··· RAW DATA ···
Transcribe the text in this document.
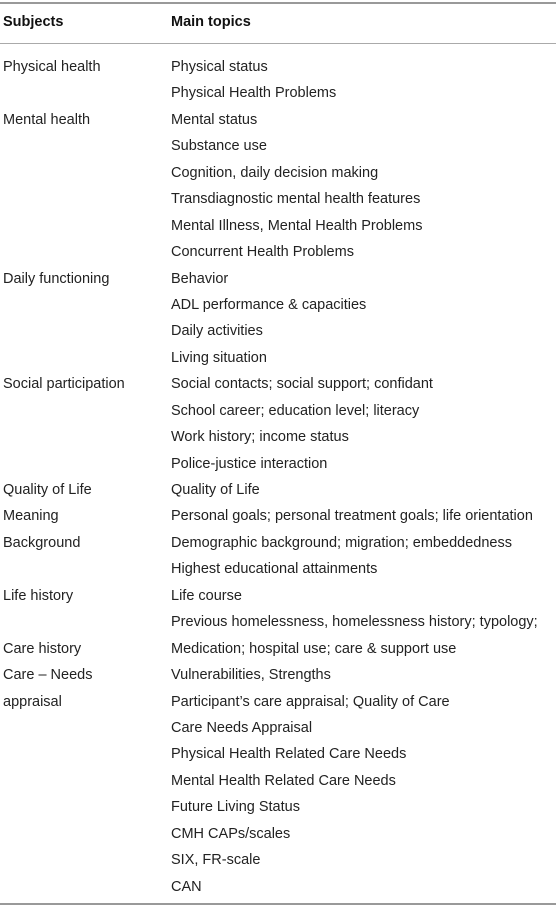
Subjects	Main topics
Physical health	Physical status
Physical Health Problems
Mental health	Mental status
Substance use
Cognition, daily decision making
Transdiagnostic mental health features
Mental Illness, Mental Health Problems
Concurrent Health Problems
Daily functioning	Behavior
ADL performance & capacities
Daily activities
Living situation
Social participation	Social contacts; social support; confidant
School career; education level; literacy
Work history; income status
Police-justice interaction
Quality of Life	Quality of Life
Meaning	Personal goals; personal treatment goals; life orientation
Background	Demographic background; migration; embeddedness
Highest educational attainments
Life history	Life course
Previous homelessness, homelessness history; typology;
Care history	Medication; hospital use; care & support use
Care – Needs	Vulnerabilities, Strengths
appraisal	Participant’s care appraisal; Quality of Care
Care Needs Appraisal
Physical Health Related Care Needs
Mental Health Related Care Needs
Future Living Status
CMH CAPs/scales
SIX, FR-scale
CAN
···
TASK OBJECTIVE:
Using the records above, retype everything exactly except the pictures.

OUTPUT:
Transcribe the text in this document.
Subjects	Main topics
Physical health	Physical status
Physical Health Problems
Mental health	Mental status
Substance use
Cognition, daily decision making
Transdiagnostic mental health features
Mental Illness, Mental Health Problems
Concurrent Health Problems
Daily functioning	Behavior
ADL performance & capacities
Daily activities
Living situation
Social participation	Social contacts; social support; confidant
School career; education level; literacy
Work history; income status
Police-justice interaction
Quality of Life	Quality of Life
Meaning	Personal goals; personal treatment goals; life orientation
Background	Demographic background; migration; embeddedness
Highest educational attainments
Life history	Life course
Previous homelessness, homelessness history; typology;
Care history	Medication; hospital use; care & support use
Care – Needs	Vulnerabilities, Strengths
appraisal	Participant’s care appraisal; Quality of Care
Care Needs Appraisal
Physical Health Related Care Needs
Mental Health Related Care Needs
Future Living Status
CMH CAPs/scales
SIX, FR-scale
CAN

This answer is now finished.